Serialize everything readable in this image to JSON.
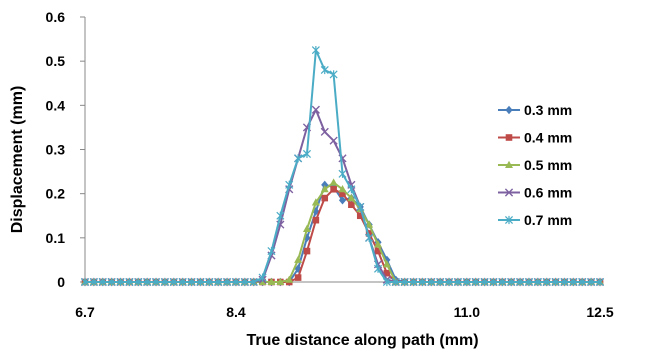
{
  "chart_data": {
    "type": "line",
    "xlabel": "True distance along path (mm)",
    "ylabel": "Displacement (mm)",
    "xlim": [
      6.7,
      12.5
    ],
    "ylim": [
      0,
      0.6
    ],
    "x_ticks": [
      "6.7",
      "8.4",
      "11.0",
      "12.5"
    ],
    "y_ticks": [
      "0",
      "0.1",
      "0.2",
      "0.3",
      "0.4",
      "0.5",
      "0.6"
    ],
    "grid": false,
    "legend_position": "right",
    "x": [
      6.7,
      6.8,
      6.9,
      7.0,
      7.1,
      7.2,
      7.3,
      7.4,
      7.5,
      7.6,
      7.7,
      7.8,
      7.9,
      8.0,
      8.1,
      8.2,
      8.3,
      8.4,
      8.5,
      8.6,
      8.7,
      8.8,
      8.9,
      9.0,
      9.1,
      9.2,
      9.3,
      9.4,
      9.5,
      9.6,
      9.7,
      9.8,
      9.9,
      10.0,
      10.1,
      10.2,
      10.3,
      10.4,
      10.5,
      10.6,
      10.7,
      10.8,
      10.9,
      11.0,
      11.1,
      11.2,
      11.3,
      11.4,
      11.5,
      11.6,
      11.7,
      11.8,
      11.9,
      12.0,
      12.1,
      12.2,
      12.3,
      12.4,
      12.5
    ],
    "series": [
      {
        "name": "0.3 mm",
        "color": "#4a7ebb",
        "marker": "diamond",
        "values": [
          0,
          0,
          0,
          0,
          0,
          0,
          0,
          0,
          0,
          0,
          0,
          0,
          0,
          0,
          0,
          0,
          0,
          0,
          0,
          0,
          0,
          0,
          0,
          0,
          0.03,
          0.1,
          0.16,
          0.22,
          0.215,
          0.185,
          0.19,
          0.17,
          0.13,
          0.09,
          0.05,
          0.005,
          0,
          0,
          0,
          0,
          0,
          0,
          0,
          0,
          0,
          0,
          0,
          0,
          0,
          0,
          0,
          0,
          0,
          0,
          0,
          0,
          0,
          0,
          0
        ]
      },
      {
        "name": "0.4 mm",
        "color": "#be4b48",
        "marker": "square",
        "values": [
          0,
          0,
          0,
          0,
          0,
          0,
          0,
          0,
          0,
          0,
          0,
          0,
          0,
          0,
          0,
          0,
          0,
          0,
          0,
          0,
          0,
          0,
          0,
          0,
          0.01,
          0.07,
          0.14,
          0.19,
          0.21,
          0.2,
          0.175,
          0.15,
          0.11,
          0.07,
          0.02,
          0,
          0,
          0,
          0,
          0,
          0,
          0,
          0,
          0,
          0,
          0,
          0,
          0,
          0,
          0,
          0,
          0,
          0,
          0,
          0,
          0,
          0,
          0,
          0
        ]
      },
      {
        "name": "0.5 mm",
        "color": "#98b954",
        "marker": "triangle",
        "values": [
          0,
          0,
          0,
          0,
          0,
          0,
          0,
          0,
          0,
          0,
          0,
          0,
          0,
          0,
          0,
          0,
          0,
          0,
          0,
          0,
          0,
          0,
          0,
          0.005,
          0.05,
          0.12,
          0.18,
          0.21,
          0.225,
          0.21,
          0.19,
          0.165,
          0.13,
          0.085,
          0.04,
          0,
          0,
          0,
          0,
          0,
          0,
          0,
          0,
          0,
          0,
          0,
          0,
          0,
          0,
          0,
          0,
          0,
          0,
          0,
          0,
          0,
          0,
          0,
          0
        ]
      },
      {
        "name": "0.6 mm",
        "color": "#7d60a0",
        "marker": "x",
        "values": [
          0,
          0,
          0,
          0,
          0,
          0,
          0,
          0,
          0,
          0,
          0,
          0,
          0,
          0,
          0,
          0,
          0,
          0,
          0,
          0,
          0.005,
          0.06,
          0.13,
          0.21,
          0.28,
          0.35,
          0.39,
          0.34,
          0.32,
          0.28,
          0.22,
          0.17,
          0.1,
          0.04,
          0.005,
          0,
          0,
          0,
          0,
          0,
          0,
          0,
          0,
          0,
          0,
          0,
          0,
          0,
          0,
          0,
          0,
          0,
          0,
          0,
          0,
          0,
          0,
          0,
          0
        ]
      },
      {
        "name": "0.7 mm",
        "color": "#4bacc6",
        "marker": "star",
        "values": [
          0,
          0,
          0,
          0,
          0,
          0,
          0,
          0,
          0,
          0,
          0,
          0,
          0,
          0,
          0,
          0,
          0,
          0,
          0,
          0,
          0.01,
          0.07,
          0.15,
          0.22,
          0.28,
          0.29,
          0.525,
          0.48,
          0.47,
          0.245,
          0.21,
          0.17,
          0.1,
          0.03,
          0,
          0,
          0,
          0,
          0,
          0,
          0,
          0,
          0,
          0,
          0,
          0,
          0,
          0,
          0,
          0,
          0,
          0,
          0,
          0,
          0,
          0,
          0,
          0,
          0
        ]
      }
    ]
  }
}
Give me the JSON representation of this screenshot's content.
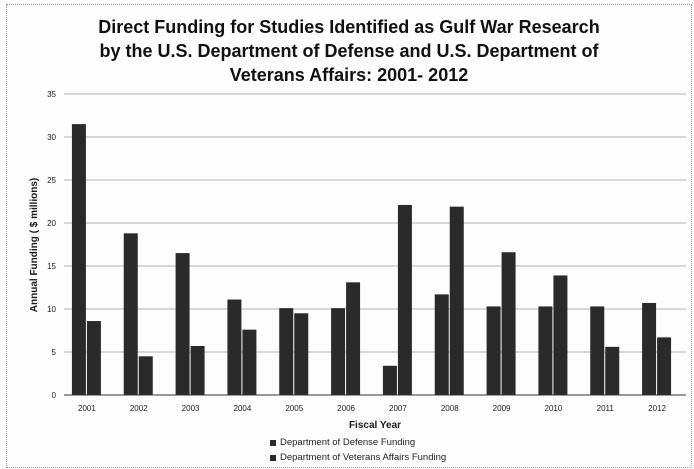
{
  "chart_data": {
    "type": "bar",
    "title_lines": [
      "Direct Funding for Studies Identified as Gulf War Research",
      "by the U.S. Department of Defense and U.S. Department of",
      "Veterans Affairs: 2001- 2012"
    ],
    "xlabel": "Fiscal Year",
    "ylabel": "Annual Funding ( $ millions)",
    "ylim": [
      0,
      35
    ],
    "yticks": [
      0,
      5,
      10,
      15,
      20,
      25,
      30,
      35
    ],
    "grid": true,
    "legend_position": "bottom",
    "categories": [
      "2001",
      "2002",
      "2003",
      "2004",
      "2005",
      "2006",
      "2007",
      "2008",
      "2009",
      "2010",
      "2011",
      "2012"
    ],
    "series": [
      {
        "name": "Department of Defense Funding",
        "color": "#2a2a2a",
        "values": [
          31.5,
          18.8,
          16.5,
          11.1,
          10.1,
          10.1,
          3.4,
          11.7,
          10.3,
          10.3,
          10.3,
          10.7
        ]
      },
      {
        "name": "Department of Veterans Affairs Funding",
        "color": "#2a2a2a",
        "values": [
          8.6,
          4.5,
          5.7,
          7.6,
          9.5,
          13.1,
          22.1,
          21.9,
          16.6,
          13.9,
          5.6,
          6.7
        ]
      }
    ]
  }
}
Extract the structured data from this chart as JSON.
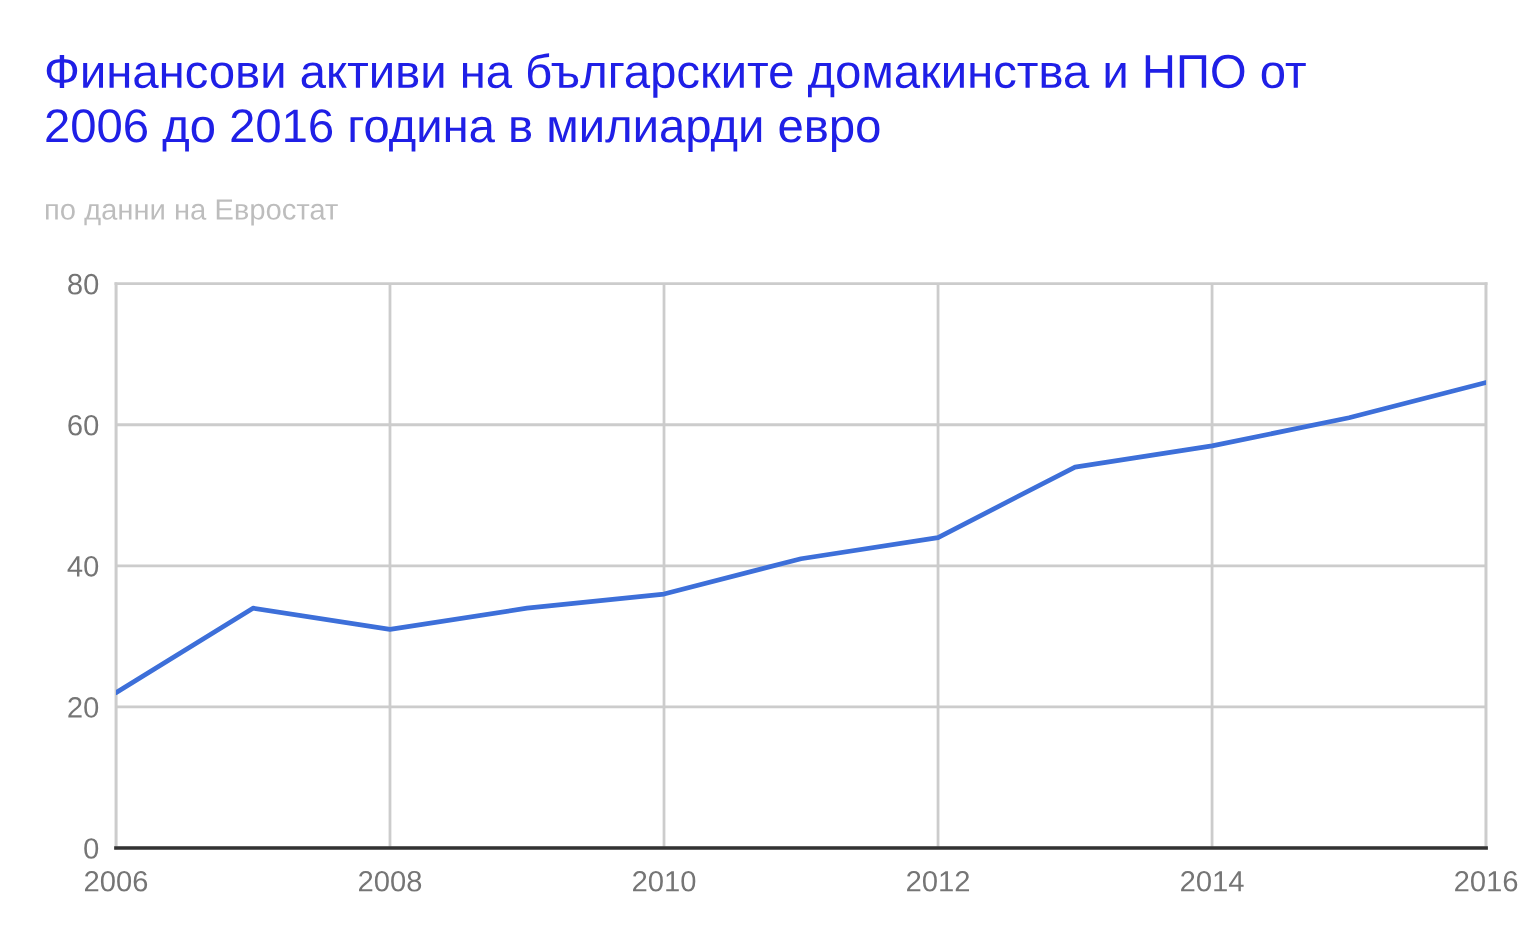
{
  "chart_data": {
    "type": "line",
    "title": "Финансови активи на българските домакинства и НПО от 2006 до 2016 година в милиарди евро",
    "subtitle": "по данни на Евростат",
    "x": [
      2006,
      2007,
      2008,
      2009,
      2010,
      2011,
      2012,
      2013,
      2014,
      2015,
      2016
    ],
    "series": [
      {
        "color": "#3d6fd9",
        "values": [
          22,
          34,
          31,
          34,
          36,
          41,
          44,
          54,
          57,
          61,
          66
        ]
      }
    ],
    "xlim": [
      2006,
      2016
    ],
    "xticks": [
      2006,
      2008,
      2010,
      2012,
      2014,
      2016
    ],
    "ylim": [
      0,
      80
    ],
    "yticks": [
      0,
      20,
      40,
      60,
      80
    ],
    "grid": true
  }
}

Written exercise —
Copy the material above exactly and drop the pictures.

Exercise result —
Serialize everything readable in this image to JSON.
{
  "chart_data": {
    "type": "line",
    "xlabel": "True distance along path (mm)",
    "ylabel": "Displacement (mm)",
    "xlim": [
      6.7,
      12.5
    ],
    "ylim": [
      0,
      0.6
    ],
    "x_ticks": [
      "6.7",
      "8.4",
      "11.0",
      "12.5"
    ],
    "y_ticks": [
      "0",
      "0.1",
      "0.2",
      "0.3",
      "0.4",
      "0.5",
      "0.6"
    ],
    "grid": false,
    "legend_position": "right",
    "x": [
      6.7,
      6.8,
      6.9,
      7.0,
      7.1,
      7.2,
      7.3,
      7.4,
      7.5,
      7.6,
      7.7,
      7.8,
      7.9,
      8.0,
      8.1,
      8.2,
      8.3,
      8.4,
      8.5,
      8.6,
      8.7,
      8.8,
      8.9,
      9.0,
      9.1,
      9.2,
      9.3,
      9.4,
      9.5,
      9.6,
      9.7,
      9.8,
      9.9,
      10.0,
      10.1,
      10.2,
      10.3,
      10.4,
      10.5,
      10.6,
      10.7,
      10.8,
      10.9,
      11.0,
      11.1,
      11.2,
      11.3,
      11.4,
      11.5,
      11.6,
      11.7,
      11.8,
      11.9,
      12.0,
      12.1,
      12.2,
      12.3,
      12.4,
      12.5
    ],
    "series": [
      {
        "name": "0.3 mm",
        "color": "#4a7ebb",
        "marker": "diamond",
        "values": [
          0,
          0,
          0,
          0,
          0,
          0,
          0,
          0,
          0,
          0,
          0,
          0,
          0,
          0,
          0,
          0,
          0,
          0,
          0,
          0,
          0,
          0,
          0,
          0,
          0.03,
          0.1,
          0.16,
          0.22,
          0.215,
          0.185,
          0.19,
          0.17,
          0.13,
          0.09,
          0.05,
          0.005,
          0,
          0,
          0,
          0,
          0,
          0,
          0,
          0,
          0,
          0,
          0,
          0,
          0,
          0,
          0,
          0,
          0,
          0,
          0,
          0,
          0,
          0,
          0
        ]
      },
      {
        "name": "0.4 mm",
        "color": "#be4b48",
        "marker": "square",
        "values": [
          0,
          0,
          0,
          0,
          0,
          0,
          0,
          0,
          0,
          0,
          0,
          0,
          0,
          0,
          0,
          0,
          0,
          0,
          0,
          0,
          0,
          0,
          0,
          0,
          0.01,
          0.07,
          0.14,
          0.19,
          0.21,
          0.2,
          0.175,
          0.15,
          0.11,
          0.07,
          0.02,
          0,
          0,
          0,
          0,
          0,
          0,
          0,
          0,
          0,
          0,
          0,
          0,
          0,
          0,
          0,
          0,
          0,
          0,
          0,
          0,
          0,
          0,
          0,
          0
        ]
      },
      {
        "name": "0.5 mm",
        "color": "#98b954",
        "marker": "triangle",
        "values": [
          0,
          0,
          0,
          0,
          0,
          0,
          0,
          0,
          0,
          0,
          0,
          0,
          0,
          0,
          0,
          0,
          0,
          0,
          0,
          0,
          0,
          0,
          0,
          0.005,
          0.05,
          0.12,
          0.18,
          0.21,
          0.225,
          0.21,
          0.19,
          0.165,
          0.13,
          0.085,
          0.04,
          0,
          0,
          0,
          0,
          0,
          0,
          0,
          0,
          0,
          0,
          0,
          0,
          0,
          0,
          0,
          0,
          0,
          0,
          0,
          0,
          0,
          0,
          0,
          0
        ]
      },
      {
        "name": "0.6 mm",
        "color": "#7d60a0",
        "marker": "x",
        "values": [
          0,
          0,
          0,
          0,
          0,
          0,
          0,
          0,
          0,
          0,
          0,
          0,
          0,
          0,
          0,
          0,
          0,
          0,
          0,
          0,
          0.005,
          0.06,
          0.13,
          0.21,
          0.28,
          0.35,
          0.39,
          0.34,
          0.32,
          0.28,
          0.22,
          0.17,
          0.1,
          0.04,
          0.005,
          0,
          0,
          0,
          0,
          0,
          0,
          0,
          0,
          0,
          0,
          0,
          0,
          0,
          0,
          0,
          0,
          0,
          0,
          0,
          0,
          0,
          0,
          0,
          0
        ]
      },
      {
        "name": "0.7 mm",
        "color": "#4bacc6",
        "marker": "star",
        "values": [
          0,
          0,
          0,
          0,
          0,
          0,
          0,
          0,
          0,
          0,
          0,
          0,
          0,
          0,
          0,
          0,
          0,
          0,
          0,
          0,
          0.01,
          0.07,
          0.15,
          0.22,
          0.28,
          0.29,
          0.525,
          0.48,
          0.47,
          0.245,
          0.21,
          0.17,
          0.1,
          0.03,
          0,
          0,
          0,
          0,
          0,
          0,
          0,
          0,
          0,
          0,
          0,
          0,
          0,
          0,
          0,
          0,
          0,
          0,
          0,
          0,
          0,
          0,
          0,
          0,
          0
        ]
      }
    ]
  }
}
Give me the JSON representation of this screenshot's content.
{
  "chart_data": {
    "type": "bar",
    "title_lines": [
      "Direct Funding for Studies Identified as Gulf War Research",
      "by the U.S. Department of Defense and U.S. Department of",
      "Veterans Affairs: 2001- 2012"
    ],
    "xlabel": "Fiscal Year",
    "ylabel": "Annual Funding ( $ millions)",
    "ylim": [
      0,
      35
    ],
    "yticks": [
      0,
      5,
      10,
      15,
      20,
      25,
      30,
      35
    ],
    "grid": true,
    "legend_position": "bottom",
    "categories": [
      "2001",
      "2002",
      "2003",
      "2004",
      "2005",
      "2006",
      "2007",
      "2008",
      "2009",
      "2010",
      "2011",
      "2012"
    ],
    "series": [
      {
        "name": "Department of Defense Funding",
        "color": "#2a2a2a",
        "values": [
          31.5,
          18.8,
          16.5,
          11.1,
          10.1,
          10.1,
          3.4,
          11.7,
          10.3,
          10.3,
          10.3,
          10.7
        ]
      },
      {
        "name": "Department of Veterans Affairs Funding",
        "color": "#2a2a2a",
        "values": [
          8.6,
          4.5,
          5.7,
          7.6,
          9.5,
          13.1,
          22.1,
          21.9,
          16.6,
          13.9,
          5.6,
          6.7
        ]
      }
    ]
  }
}
Extract the structured data from this chart as JSON.
{
  "chart_data": {
    "type": "line",
    "title": "Финансови активи на българските домакинства и НПО от 2006 до 2016 година в милиарди евро",
    "subtitle": "по данни на Евростат",
    "x": [
      2006,
      2007,
      2008,
      2009,
      2010,
      2011,
      2012,
      2013,
      2014,
      2015,
      2016
    ],
    "series": [
      {
        "color": "#3d6fd9",
        "values": [
          22,
          34,
          31,
          34,
          36,
          41,
          44,
          54,
          57,
          61,
          66
        ]
      }
    ],
    "xlim": [
      2006,
      2016
    ],
    "xticks": [
      2006,
      2008,
      2010,
      2012,
      2014,
      2016
    ],
    "ylim": [
      0,
      80
    ],
    "yticks": [
      0,
      20,
      40,
      60,
      80
    ],
    "grid": true
  }
}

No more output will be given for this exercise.